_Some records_
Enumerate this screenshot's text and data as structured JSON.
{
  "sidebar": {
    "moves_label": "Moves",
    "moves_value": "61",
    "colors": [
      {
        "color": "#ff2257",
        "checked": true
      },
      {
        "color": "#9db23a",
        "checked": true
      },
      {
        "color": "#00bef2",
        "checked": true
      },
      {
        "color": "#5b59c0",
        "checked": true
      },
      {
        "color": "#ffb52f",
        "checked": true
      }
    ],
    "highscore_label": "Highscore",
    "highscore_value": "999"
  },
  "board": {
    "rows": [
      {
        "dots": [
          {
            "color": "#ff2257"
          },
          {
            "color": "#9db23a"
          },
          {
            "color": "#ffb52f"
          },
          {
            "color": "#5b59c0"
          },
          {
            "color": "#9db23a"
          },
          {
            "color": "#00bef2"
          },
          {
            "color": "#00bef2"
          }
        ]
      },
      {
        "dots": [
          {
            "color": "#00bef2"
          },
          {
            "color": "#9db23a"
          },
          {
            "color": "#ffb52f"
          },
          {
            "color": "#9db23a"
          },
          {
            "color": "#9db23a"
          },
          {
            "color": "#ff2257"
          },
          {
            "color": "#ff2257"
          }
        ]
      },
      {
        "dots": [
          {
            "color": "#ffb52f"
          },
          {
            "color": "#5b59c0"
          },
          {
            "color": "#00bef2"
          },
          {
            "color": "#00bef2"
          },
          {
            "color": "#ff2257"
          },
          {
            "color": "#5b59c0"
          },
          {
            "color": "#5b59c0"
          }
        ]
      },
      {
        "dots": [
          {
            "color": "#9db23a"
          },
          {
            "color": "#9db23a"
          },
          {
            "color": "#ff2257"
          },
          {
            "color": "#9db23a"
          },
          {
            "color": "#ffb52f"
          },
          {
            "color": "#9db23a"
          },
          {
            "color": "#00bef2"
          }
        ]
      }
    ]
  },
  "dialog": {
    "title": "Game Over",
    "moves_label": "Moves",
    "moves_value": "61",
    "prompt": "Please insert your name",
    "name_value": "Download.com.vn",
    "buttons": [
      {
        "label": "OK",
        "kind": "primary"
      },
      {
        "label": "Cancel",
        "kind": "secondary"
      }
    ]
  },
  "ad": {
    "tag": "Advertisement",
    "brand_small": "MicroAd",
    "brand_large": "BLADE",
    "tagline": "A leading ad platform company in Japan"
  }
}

_PROMPT_
Reproduce the entire listing word for word.

_WRITTEN REPLY_
Enumerate this screenshot's text and data as structured JSON.
{
  "sidebar": {
    "moves_label": "Moves",
    "moves_value": "61",
    "colors": [
      {
        "color": "#ff2257",
        "checked": true
      },
      {
        "color": "#9db23a",
        "checked": true
      },
      {
        "color": "#00bef2",
        "checked": true
      },
      {
        "color": "#5b59c0",
        "checked": true
      },
      {
        "color": "#ffb52f",
        "checked": true
      }
    ],
    "highscore_label": "Highscore",
    "highscore_value": "999"
  },
  "board": {
    "rows": [
      {
        "dots": [
          {
            "color": "#ff2257"
          },
          {
            "color": "#9db23a"
          },
          {
            "color": "#ffb52f"
          },
          {
            "color": "#5b59c0"
          },
          {
            "color": "#9db23a"
          },
          {
            "color": "#00bef2"
          },
          {
            "color": "#00bef2"
          }
        ]
      },
      {
        "dots": [
          {
            "color": "#00bef2"
          },
          {
            "color": "#9db23a"
          },
          {
            "color": "#ffb52f"
          },
          {
            "color": "#9db23a"
          },
          {
            "color": "#9db23a"
          },
          {
            "color": "#ff2257"
          },
          {
            "color": "#ff2257"
          }
        ]
      },
      {
        "dots": [
          {
            "color": "#ffb52f"
          },
          {
            "color": "#5b59c0"
          },
          {
            "color": "#00bef2"
          },
          {
            "color": "#00bef2"
          },
          {
            "color": "#ff2257"
          },
          {
            "color": "#5b59c0"
          },
          {
            "color": "#5b59c0"
          }
        ]
      },
      {
        "dots": [
          {
            "color": "#9db23a"
          },
          {
            "color": "#9db23a"
          },
          {
            "color": "#ff2257"
          },
          {
            "color": "#9db23a"
          },
          {
            "color": "#ffb52f"
          },
          {
            "color": "#9db23a"
          },
          {
            "color": "#00bef2"
          }
        ]
      }
    ]
  },
  "dialog": {
    "title": "Game Over",
    "moves_label": "Moves",
    "moves_value": "61",
    "prompt": "Please insert your name",
    "name_value": "Download.com.vn",
    "buttons": [
      {
        "label": "OK",
        "kind": "primary"
      },
      {
        "label": "Cancel",
        "kind": "secondary"
      }
    ]
  },
  "ad": {
    "tag": "Advertisement",
    "brand_small": "MicroAd",
    "brand_large": "BLADE",
    "tagline": "A leading ad platform company in Japan"
  }
}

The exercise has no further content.